The request: Make an exact copy of the entries below with the pictures removed.

Exercise material:
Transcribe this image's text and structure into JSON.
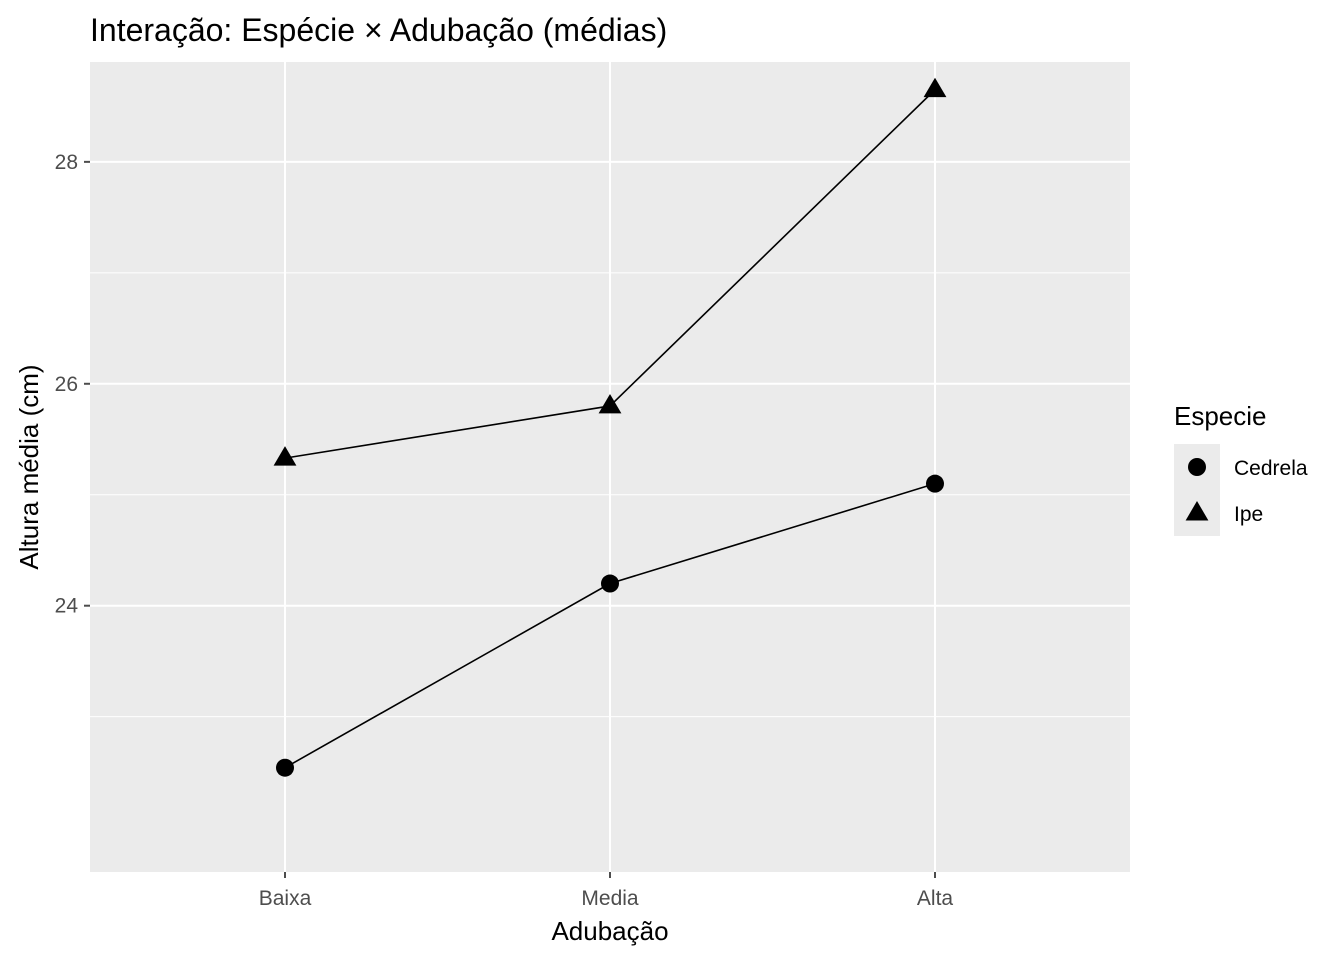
{
  "chart_data": {
    "type": "line",
    "title": "Interação: Espécie × Adubação (médias)",
    "xlabel": "Adubação",
    "ylabel": "Altura média (cm)",
    "categories": [
      "Baixa",
      "Media",
      "Alta"
    ],
    "ylim": [
      21.6,
      28.9
    ],
    "yticks": [
      24,
      26,
      28
    ],
    "yticks_labels": [
      "24",
      "26",
      "28"
    ],
    "grid": true,
    "legend": {
      "title": "Especie",
      "position": "right"
    },
    "series": [
      {
        "name": "Cedrela",
        "shape": "circle",
        "values": [
          22.54,
          24.2,
          25.1
        ]
      },
      {
        "name": "Ipe",
        "shape": "triangle",
        "values": [
          25.33,
          25.8,
          28.65
        ]
      }
    ],
    "colors": {
      "panel": "#ebebeb",
      "grid": "#ffffff",
      "marks": "#000000",
      "ticks": "#4d4d4d"
    }
  }
}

The solution:
Transcribe this image's text and structure into JSON.
{
  "chart_data": {
    "type": "line",
    "title": "Interação: Espécie × Adubação (médias)",
    "xlabel": "Adubação",
    "ylabel": "Altura média (cm)",
    "categories": [
      "Baixa",
      "Media",
      "Alta"
    ],
    "ylim": [
      21.6,
      28.9
    ],
    "yticks": [
      24,
      26,
      28
    ],
    "yticks_labels": [
      "24",
      "26",
      "28"
    ],
    "grid": true,
    "legend": {
      "title": "Especie",
      "position": "right"
    },
    "series": [
      {
        "name": "Cedrela",
        "shape": "circle",
        "values": [
          22.54,
          24.2,
          25.1
        ]
      },
      {
        "name": "Ipe",
        "shape": "triangle",
        "values": [
          25.33,
          25.8,
          28.65
        ]
      }
    ],
    "colors": {
      "panel": "#ebebeb",
      "grid": "#ffffff",
      "marks": "#000000",
      "ticks": "#4d4d4d"
    }
  }
}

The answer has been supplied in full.